Task prompt |
In the entries below, count every line with the word "this". Return only the count.

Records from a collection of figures
════════════════
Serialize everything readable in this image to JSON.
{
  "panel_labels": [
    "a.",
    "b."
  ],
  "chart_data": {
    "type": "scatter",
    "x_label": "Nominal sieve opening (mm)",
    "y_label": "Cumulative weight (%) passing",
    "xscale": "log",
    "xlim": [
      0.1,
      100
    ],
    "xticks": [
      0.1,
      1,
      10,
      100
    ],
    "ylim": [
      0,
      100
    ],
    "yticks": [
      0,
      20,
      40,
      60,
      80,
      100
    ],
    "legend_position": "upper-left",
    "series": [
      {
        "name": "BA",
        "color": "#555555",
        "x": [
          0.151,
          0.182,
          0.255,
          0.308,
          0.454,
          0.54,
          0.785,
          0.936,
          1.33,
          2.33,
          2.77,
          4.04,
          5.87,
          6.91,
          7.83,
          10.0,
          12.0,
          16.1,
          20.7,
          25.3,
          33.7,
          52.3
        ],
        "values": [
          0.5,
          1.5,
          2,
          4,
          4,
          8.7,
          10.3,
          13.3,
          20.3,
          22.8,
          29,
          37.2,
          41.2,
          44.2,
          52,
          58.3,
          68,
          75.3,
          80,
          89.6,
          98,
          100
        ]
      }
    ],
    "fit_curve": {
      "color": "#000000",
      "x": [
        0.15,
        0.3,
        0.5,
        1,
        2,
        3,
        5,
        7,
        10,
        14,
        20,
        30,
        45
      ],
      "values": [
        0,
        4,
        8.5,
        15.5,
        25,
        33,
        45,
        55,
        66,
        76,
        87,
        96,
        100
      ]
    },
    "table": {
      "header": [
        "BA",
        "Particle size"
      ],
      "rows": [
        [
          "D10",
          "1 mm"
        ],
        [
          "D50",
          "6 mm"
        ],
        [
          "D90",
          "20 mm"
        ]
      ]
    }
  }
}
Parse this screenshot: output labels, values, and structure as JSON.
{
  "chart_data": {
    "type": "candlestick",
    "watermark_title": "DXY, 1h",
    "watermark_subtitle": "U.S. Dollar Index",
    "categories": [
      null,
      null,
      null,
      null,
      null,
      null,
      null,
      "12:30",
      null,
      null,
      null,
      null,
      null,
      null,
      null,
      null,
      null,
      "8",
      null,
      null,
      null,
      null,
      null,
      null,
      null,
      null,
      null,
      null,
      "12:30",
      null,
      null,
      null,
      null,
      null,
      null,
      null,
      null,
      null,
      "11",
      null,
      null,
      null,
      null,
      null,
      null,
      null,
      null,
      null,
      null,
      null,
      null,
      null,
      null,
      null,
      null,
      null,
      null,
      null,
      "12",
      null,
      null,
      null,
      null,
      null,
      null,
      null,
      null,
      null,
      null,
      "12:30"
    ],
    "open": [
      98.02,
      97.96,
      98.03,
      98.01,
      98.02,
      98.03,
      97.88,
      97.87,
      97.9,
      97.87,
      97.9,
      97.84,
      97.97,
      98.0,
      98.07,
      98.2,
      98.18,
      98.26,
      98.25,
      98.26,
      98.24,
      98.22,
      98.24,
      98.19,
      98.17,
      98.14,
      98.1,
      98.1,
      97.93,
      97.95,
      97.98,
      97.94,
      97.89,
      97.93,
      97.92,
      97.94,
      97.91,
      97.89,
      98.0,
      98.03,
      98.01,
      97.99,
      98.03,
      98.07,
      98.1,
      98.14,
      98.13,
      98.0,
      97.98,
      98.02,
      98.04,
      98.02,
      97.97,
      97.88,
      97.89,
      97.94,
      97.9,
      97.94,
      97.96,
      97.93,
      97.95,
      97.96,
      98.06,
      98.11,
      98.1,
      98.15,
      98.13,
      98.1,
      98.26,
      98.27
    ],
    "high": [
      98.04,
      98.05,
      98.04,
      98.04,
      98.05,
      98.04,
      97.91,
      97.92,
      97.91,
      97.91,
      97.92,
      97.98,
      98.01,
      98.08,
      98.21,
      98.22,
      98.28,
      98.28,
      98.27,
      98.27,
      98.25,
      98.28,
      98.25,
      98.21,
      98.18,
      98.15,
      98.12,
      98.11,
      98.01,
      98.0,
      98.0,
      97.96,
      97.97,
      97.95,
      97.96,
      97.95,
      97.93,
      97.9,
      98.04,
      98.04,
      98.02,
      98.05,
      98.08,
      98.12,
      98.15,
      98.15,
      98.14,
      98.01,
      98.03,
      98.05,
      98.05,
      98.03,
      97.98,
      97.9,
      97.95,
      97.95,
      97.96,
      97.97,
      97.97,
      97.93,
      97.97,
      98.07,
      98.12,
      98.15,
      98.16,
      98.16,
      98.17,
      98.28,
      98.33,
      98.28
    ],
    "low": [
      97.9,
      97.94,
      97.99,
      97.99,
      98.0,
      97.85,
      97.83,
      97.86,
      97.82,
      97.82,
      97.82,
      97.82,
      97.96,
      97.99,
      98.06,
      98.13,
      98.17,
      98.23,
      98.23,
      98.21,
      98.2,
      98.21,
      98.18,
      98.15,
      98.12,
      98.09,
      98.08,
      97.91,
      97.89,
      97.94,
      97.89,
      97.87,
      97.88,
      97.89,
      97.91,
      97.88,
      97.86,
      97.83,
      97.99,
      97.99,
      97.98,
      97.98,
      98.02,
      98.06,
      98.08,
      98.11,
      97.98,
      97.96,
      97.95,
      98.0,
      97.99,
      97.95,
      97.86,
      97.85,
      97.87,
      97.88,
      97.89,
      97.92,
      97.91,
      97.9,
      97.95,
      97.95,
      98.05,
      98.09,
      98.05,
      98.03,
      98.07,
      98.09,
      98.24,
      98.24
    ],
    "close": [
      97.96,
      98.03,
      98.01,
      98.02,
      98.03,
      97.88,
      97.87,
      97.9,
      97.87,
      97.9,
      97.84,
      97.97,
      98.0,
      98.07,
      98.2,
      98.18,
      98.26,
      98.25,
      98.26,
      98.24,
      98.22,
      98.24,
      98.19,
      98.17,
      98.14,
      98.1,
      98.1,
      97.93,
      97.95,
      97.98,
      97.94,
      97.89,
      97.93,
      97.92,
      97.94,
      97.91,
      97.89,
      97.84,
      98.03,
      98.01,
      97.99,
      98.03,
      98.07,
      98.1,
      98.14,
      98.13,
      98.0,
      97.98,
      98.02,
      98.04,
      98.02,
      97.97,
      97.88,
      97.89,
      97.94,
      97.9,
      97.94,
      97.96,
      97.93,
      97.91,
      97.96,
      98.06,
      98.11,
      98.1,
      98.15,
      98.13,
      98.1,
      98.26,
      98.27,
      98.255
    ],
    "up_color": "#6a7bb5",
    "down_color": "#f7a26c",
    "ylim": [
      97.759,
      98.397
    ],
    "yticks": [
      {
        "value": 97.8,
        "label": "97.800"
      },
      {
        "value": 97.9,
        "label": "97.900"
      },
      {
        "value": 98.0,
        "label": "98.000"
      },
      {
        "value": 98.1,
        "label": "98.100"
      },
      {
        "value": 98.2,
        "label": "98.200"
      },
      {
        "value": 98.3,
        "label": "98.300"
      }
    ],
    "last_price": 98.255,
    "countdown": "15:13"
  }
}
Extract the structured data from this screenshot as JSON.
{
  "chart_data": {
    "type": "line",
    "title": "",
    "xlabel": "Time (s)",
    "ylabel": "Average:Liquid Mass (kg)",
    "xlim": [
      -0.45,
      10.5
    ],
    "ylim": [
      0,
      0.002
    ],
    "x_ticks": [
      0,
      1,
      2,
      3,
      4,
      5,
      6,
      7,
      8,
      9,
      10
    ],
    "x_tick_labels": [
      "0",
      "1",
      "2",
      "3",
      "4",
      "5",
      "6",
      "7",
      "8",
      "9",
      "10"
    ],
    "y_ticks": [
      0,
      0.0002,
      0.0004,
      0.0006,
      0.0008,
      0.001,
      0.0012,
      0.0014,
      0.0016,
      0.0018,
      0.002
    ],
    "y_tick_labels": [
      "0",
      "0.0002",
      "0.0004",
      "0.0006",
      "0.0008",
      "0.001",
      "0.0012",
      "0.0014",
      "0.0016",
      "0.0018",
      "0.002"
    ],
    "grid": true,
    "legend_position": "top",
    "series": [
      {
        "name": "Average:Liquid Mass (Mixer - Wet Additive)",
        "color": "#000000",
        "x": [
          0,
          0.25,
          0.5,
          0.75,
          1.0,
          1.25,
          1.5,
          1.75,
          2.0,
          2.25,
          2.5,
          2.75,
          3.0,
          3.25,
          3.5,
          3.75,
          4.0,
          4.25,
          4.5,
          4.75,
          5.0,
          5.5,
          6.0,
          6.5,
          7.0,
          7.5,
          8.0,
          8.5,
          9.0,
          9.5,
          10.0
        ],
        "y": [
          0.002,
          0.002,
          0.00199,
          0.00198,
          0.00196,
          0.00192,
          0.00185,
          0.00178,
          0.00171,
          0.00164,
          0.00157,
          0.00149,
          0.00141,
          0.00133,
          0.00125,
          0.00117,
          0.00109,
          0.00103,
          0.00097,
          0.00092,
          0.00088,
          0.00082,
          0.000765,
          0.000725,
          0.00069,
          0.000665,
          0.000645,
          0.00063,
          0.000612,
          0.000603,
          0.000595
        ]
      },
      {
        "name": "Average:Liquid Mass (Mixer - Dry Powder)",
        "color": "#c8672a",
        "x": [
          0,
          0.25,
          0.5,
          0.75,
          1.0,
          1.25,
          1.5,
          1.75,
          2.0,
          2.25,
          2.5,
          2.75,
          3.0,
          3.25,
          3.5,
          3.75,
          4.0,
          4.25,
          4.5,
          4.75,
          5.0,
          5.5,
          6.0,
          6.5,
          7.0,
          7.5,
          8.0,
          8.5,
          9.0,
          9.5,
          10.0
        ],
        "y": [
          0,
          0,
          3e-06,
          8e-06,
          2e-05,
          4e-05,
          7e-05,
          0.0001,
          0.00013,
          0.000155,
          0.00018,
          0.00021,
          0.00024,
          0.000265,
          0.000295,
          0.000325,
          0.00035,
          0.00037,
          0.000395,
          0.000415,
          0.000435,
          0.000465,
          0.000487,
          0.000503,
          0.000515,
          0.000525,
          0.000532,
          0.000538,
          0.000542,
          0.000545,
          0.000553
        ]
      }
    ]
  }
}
════════════════
Final result |
3